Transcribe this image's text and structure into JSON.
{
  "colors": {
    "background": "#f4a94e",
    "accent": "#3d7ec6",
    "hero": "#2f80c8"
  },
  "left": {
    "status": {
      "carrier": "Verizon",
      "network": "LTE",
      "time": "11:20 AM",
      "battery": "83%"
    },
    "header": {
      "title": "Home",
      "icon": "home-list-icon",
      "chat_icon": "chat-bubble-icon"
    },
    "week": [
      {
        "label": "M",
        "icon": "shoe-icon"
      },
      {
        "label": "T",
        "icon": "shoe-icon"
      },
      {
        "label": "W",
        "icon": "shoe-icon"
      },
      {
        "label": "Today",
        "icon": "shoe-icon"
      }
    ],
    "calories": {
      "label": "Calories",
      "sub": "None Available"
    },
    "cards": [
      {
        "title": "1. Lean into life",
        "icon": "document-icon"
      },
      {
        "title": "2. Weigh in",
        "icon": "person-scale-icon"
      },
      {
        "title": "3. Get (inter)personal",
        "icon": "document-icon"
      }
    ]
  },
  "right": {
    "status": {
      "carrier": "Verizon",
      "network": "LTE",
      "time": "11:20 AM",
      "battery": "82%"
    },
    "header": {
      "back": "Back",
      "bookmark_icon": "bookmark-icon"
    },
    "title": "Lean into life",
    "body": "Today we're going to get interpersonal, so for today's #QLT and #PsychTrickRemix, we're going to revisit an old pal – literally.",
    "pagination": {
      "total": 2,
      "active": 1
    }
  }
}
== == ==
### Written request:
Set out the complete listing exactly as shown.

### Written solution:
Transcribe this image's text and structure into JSON.
{
  "colors": {
    "background": "#f4a94e",
    "accent": "#3d7ec6",
    "hero": "#2f80c8"
  },
  "left": {
    "status": {
      "carrier": "Verizon",
      "network": "LTE",
      "time": "11:20 AM",
      "battery": "83%"
    },
    "header": {
      "title": "Home",
      "icon": "home-list-icon",
      "chat_icon": "chat-bubble-icon"
    },
    "week": [
      {
        "label": "M",
        "icon": "shoe-icon"
      },
      {
        "label": "T",
        "icon": "shoe-icon"
      },
      {
        "label": "W",
        "icon": "shoe-icon"
      },
      {
        "label": "Today",
        "icon": "shoe-icon"
      }
    ],
    "calories": {
      "label": "Calories",
      "sub": "None Available"
    },
    "cards": [
      {
        "title": "1. Lean into life",
        "icon": "document-icon"
      },
      {
        "title": "2. Weigh in",
        "icon": "person-scale-icon"
      },
      {
        "title": "3. Get (inter)personal",
        "icon": "document-icon"
      }
    ]
  },
  "right": {
    "status": {
      "carrier": "Verizon",
      "network": "LTE",
      "time": "11:20 AM",
      "battery": "82%"
    },
    "header": {
      "back": "Back",
      "bookmark_icon": "bookmark-icon"
    },
    "title": "Lean into life",
    "body": "Today we're going to get interpersonal, so for today's #QLT and #PsychTrickRemix, we're going to revisit an old pal – literally.",
    "pagination": {
      "total": 2,
      "active": 1
    }
  }
}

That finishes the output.